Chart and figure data
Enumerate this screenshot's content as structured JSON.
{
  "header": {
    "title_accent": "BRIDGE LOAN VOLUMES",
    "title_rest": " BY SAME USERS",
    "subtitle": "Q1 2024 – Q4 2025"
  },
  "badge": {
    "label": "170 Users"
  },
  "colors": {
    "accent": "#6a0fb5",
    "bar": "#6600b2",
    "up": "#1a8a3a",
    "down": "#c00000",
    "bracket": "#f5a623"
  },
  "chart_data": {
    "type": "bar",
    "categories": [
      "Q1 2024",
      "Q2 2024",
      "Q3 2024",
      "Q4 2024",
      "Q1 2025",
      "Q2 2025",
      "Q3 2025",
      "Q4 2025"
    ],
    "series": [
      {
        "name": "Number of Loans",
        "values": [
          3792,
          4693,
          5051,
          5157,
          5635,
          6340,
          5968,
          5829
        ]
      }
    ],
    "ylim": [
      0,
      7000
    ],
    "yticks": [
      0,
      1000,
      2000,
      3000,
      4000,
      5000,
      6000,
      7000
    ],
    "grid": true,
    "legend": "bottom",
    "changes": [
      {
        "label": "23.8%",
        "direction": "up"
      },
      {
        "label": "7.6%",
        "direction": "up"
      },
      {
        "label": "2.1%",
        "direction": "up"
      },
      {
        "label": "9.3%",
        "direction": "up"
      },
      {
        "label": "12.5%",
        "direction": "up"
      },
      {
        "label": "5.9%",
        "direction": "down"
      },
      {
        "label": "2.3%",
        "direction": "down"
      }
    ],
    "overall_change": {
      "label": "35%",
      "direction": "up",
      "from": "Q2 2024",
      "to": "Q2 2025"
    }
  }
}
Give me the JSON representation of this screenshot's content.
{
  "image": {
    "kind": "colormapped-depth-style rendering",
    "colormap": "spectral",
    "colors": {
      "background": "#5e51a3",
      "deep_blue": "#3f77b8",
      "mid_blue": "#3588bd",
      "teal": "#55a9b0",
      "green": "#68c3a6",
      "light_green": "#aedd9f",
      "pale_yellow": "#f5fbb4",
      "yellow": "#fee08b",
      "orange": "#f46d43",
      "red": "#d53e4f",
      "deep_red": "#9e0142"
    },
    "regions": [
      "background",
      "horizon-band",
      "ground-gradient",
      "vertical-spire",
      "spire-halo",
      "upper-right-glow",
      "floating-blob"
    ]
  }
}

> WHAT THE EXERCISE ASKS: Give back the data above exactly as it appears.

> RESPONSE TO THE TASK:
Enumerate this screenshot's content as structured JSON.
{
  "header": {
    "title_accent": "BRIDGE LOAN VOLUMES",
    "title_rest": " BY SAME USERS",
    "subtitle": "Q1 2024 – Q4 2025"
  },
  "badge": {
    "label": "170 Users"
  },
  "colors": {
    "accent": "#6a0fb5",
    "bar": "#6600b2",
    "up": "#1a8a3a",
    "down": "#c00000",
    "bracket": "#f5a623"
  },
  "chart_data": {
    "type": "bar",
    "categories": [
      "Q1 2024",
      "Q2 2024",
      "Q3 2024",
      "Q4 2024",
      "Q1 2025",
      "Q2 2025",
      "Q3 2025",
      "Q4 2025"
    ],
    "series": [
      {
        "name": "Number of Loans",
        "values": [
          3792,
          4693,
          5051,
          5157,
          5635,
          6340,
          5968,
          5829
        ]
      }
    ],
    "ylim": [
      0,
      7000
    ],
    "yticks": [
      0,
      1000,
      2000,
      3000,
      4000,
      5000,
      6000,
      7000
    ],
    "grid": true,
    "legend": "bottom",
    "changes": [
      {
        "label": "23.8%",
        "direction": "up"
      },
      {
        "label": "7.6%",
        "direction": "up"
      },
      {
        "label": "2.1%",
        "direction": "up"
      },
      {
        "label": "9.3%",
        "direction": "up"
      },
      {
        "label": "12.5%",
        "direction": "up"
      },
      {
        "label": "5.9%",
        "direction": "down"
      },
      {
        "label": "2.3%",
        "direction": "down"
      }
    ],
    "overall_change": {
      "label": "35%",
      "direction": "up",
      "from": "Q2 2024",
      "to": "Q2 2025"
    }
  }
}
Give me the JSON representation of this screenshot's content.
{
  "image": {
    "kind": "colormapped-depth-style rendering",
    "colormap": "spectral",
    "colors": {
      "background": "#5e51a3",
      "deep_blue": "#3f77b8",
      "mid_blue": "#3588bd",
      "teal": "#55a9b0",
      "green": "#68c3a6",
      "light_green": "#aedd9f",
      "pale_yellow": "#f5fbb4",
      "yellow": "#fee08b",
      "orange": "#f46d43",
      "red": "#d53e4f",
      "deep_red": "#9e0142"
    },
    "regions": [
      "background",
      "horizon-band",
      "ground-gradient",
      "vertical-spire",
      "spire-halo",
      "upper-right-glow",
      "floating-blob"
    ]
  }
}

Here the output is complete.